What is required: Write out every record in full, exactly as written, please.

Figure record listings
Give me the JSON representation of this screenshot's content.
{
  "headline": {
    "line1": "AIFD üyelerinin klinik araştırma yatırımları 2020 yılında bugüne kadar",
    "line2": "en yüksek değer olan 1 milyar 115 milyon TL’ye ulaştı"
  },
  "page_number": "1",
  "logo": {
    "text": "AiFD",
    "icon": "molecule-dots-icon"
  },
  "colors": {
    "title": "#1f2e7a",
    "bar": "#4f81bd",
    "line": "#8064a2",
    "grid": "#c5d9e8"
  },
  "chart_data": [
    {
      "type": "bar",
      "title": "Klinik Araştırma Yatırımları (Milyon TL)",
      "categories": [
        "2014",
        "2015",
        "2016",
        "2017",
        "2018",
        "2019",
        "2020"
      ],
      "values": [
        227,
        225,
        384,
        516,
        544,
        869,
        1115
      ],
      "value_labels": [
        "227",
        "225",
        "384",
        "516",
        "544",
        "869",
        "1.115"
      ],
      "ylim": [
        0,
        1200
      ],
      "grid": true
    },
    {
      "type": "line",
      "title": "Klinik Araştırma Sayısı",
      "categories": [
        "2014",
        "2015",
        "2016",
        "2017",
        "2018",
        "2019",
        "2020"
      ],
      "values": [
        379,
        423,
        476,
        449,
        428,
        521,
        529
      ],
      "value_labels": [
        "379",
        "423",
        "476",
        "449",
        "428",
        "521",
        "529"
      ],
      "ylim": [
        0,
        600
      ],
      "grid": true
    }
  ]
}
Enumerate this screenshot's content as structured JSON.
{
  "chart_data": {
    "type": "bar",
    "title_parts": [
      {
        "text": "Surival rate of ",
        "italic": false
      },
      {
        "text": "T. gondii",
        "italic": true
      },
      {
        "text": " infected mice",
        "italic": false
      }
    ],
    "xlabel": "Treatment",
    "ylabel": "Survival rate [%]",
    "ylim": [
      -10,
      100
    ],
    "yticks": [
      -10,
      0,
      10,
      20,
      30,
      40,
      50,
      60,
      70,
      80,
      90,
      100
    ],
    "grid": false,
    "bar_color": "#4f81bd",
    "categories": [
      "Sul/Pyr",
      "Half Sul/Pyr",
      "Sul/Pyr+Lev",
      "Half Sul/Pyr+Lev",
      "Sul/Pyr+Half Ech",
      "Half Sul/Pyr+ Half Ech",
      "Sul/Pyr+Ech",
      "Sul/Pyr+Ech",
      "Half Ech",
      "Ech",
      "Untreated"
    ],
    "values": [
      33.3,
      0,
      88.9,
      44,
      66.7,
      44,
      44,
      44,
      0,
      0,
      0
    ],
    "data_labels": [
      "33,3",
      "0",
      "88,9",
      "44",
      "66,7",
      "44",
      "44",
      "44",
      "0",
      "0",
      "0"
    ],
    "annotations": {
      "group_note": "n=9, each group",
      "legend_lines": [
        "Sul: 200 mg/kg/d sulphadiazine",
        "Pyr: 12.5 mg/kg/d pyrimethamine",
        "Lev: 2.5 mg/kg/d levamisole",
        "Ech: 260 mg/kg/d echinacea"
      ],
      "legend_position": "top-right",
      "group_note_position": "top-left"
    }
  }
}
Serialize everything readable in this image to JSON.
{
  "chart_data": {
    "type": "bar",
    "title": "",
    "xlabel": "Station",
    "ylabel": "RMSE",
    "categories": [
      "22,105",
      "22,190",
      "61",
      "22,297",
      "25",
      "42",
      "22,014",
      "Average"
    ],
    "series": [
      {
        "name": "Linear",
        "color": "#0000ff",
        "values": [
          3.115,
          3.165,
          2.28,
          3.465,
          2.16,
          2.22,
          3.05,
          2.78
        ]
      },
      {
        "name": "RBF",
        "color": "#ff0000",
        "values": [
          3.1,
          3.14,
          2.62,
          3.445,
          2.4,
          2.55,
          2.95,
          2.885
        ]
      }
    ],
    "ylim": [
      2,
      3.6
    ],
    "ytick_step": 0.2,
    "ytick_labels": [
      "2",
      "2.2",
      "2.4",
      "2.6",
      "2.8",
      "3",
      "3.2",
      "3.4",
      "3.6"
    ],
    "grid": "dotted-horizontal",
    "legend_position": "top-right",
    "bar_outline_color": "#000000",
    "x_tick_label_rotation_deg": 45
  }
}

Exercise response:
Give me the JSON representation of this screenshot's content.
{
  "headline": {
    "line1": "AIFD üyelerinin klinik araştırma yatırımları 2020 yılında bugüne kadar",
    "line2": "en yüksek değer olan 1 milyar 115 milyon TL’ye ulaştı"
  },
  "page_number": "1",
  "logo": {
    "text": "AiFD",
    "icon": "molecule-dots-icon"
  },
  "colors": {
    "title": "#1f2e7a",
    "bar": "#4f81bd",
    "line": "#8064a2",
    "grid": "#c5d9e8"
  },
  "chart_data": [
    {
      "type": "bar",
      "title": "Klinik Araştırma Yatırımları (Milyon TL)",
      "categories": [
        "2014",
        "2015",
        "2016",
        "2017",
        "2018",
        "2019",
        "2020"
      ],
      "values": [
        227,
        225,
        384,
        516,
        544,
        869,
        1115
      ],
      "value_labels": [
        "227",
        "225",
        "384",
        "516",
        "544",
        "869",
        "1.115"
      ],
      "ylim": [
        0,
        1200
      ],
      "grid": true
    },
    {
      "type": "line",
      "title": "Klinik Araştırma Sayısı",
      "categories": [
        "2014",
        "2015",
        "2016",
        "2017",
        "2018",
        "2019",
        "2020"
      ],
      "values": [
        379,
        423,
        476,
        449,
        428,
        521,
        529
      ],
      "value_labels": [
        "379",
        "423",
        "476",
        "449",
        "428",
        "521",
        "529"
      ],
      "ylim": [
        0,
        600
      ],
      "grid": true
    }
  ]
}
Enumerate this screenshot's content as structured JSON.
{
  "chart_data": {
    "type": "bar",
    "title_parts": [
      {
        "text": "Surival rate of ",
        "italic": false
      },
      {
        "text": "T. gondii",
        "italic": true
      },
      {
        "text": " infected mice",
        "italic": false
      }
    ],
    "xlabel": "Treatment",
    "ylabel": "Survival rate [%]",
    "ylim": [
      -10,
      100
    ],
    "yticks": [
      -10,
      0,
      10,
      20,
      30,
      40,
      50,
      60,
      70,
      80,
      90,
      100
    ],
    "grid": false,
    "bar_color": "#4f81bd",
    "categories": [
      "Sul/Pyr",
      "Half Sul/Pyr",
      "Sul/Pyr+Lev",
      "Half Sul/Pyr+Lev",
      "Sul/Pyr+Half Ech",
      "Half Sul/Pyr+ Half Ech",
      "Sul/Pyr+Ech",
      "Sul/Pyr+Ech",
      "Half Ech",
      "Ech",
      "Untreated"
    ],
    "values": [
      33.3,
      0,
      88.9,
      44,
      66.7,
      44,
      44,
      44,
      0,
      0,
      0
    ],
    "data_labels": [
      "33,3",
      "0",
      "88,9",
      "44",
      "66,7",
      "44",
      "44",
      "44",
      "0",
      "0",
      "0"
    ],
    "annotations": {
      "group_note": "n=9, each group",
      "legend_lines": [
        "Sul: 200 mg/kg/d sulphadiazine",
        "Pyr: 12.5 mg/kg/d pyrimethamine",
        "Lev: 2.5 mg/kg/d levamisole",
        "Ech: 260 mg/kg/d echinacea"
      ],
      "legend_position": "top-right",
      "group_note_position": "top-left"
    }
  }
}
Serialize everything readable in this image to JSON.
{
  "chart_data": {
    "type": "bar",
    "title": "",
    "xlabel": "Station",
    "ylabel": "RMSE",
    "categories": [
      "22,105",
      "22,190",
      "61",
      "22,297",
      "25",
      "42",
      "22,014",
      "Average"
    ],
    "series": [
      {
        "name": "Linear",
        "color": "#0000ff",
        "values": [
          3.115,
          3.165,
          2.28,
          3.465,
          2.16,
          2.22,
          3.05,
          2.78
        ]
      },
      {
        "name": "RBF",
        "color": "#ff0000",
        "values": [
          3.1,
          3.14,
          2.62,
          3.445,
          2.4,
          2.55,
          2.95,
          2.885
        ]
      }
    ],
    "ylim": [
      2,
      3.6
    ],
    "ytick_step": 0.2,
    "ytick_labels": [
      "2",
      "2.2",
      "2.4",
      "2.6",
      "2.8",
      "3",
      "3.2",
      "3.4",
      "3.6"
    ],
    "grid": "dotted-horizontal",
    "legend_position": "top-right",
    "bar_outline_color": "#000000",
    "x_tick_label_rotation_deg": 45
  }
}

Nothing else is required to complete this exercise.